** START OF Excerpted records **

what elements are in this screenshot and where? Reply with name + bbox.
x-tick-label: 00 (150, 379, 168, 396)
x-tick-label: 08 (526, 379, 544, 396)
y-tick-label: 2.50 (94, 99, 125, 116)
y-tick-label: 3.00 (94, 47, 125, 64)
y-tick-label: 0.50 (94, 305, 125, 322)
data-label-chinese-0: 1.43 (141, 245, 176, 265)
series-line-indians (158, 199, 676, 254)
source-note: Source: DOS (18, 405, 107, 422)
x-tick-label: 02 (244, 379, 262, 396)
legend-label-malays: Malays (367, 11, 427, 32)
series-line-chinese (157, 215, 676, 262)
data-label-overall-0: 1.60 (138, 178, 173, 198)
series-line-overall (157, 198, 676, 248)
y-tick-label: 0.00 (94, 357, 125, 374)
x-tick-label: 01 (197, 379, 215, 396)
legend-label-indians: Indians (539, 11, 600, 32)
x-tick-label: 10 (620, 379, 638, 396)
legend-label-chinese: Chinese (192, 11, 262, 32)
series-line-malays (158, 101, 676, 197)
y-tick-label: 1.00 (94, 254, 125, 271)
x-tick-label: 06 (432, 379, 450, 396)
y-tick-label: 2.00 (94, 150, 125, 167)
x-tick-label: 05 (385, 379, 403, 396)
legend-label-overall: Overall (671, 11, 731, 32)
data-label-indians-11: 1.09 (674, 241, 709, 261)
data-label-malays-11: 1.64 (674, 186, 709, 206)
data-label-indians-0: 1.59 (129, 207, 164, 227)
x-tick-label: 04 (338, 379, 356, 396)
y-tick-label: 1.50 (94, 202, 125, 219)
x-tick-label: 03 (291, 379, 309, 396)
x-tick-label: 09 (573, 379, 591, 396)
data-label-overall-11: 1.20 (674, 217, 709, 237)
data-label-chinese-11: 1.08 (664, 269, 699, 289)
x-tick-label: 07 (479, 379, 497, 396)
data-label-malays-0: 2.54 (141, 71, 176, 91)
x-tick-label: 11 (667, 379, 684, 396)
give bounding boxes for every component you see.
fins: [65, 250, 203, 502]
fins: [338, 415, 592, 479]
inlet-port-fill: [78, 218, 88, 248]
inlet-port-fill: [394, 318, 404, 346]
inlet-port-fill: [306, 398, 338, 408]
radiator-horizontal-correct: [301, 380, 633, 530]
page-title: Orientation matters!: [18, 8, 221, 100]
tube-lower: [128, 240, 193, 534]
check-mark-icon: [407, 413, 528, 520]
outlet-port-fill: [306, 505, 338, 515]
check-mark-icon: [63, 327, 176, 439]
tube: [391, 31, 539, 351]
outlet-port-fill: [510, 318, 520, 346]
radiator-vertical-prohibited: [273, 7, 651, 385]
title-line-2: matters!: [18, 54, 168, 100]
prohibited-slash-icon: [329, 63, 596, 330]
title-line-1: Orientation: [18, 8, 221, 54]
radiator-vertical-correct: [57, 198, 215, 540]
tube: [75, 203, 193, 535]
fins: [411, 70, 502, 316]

** END OF Excerpted records **

List each line of the records above that contains the word "vertical", copying every such line in full.

radiator-vertical-prohibited: [273, 7, 651, 385]
radiator-vertical-correct: [57, 198, 215, 540]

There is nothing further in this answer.